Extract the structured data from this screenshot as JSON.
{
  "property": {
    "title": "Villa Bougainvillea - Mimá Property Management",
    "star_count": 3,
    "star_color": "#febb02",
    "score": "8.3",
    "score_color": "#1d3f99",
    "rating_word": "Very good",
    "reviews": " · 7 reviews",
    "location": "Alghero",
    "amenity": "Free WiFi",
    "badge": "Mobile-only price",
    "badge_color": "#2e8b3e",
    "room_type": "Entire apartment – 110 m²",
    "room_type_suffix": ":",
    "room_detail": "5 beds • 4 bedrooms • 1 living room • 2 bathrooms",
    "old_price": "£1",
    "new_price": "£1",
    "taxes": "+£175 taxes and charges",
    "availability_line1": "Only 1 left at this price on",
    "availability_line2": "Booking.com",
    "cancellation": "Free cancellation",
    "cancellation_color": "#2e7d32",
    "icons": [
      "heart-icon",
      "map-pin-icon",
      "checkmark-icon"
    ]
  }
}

_WHAT IS NEEDED_
Repeat the data in its entirety, character for character.

_WORKED SOLUTION_
Extract the structured data from this screenshot as JSON.
{
  "property": {
    "title": "Villa Bougainvillea - Mimá Property Management",
    "star_count": 3,
    "star_color": "#febb02",
    "score": "8.3",
    "score_color": "#1d3f99",
    "rating_word": "Very good",
    "reviews": " · 7 reviews",
    "location": "Alghero",
    "amenity": "Free WiFi",
    "badge": "Mobile-only price",
    "badge_color": "#2e8b3e",
    "room_type": "Entire apartment – 110 m²",
    "room_type_suffix": ":",
    "room_detail": "5 beds • 4 bedrooms • 1 living room • 2 bathrooms",
    "old_price": "£1",
    "new_price": "£1",
    "taxes": "+£175 taxes and charges",
    "availability_line1": "Only 1 left at this price on",
    "availability_line2": "Booking.com",
    "cancellation": "Free cancellation",
    "cancellation_color": "#2e7d32",
    "icons": [
      "heart-icon",
      "map-pin-icon",
      "checkmark-icon"
    ]
  }
}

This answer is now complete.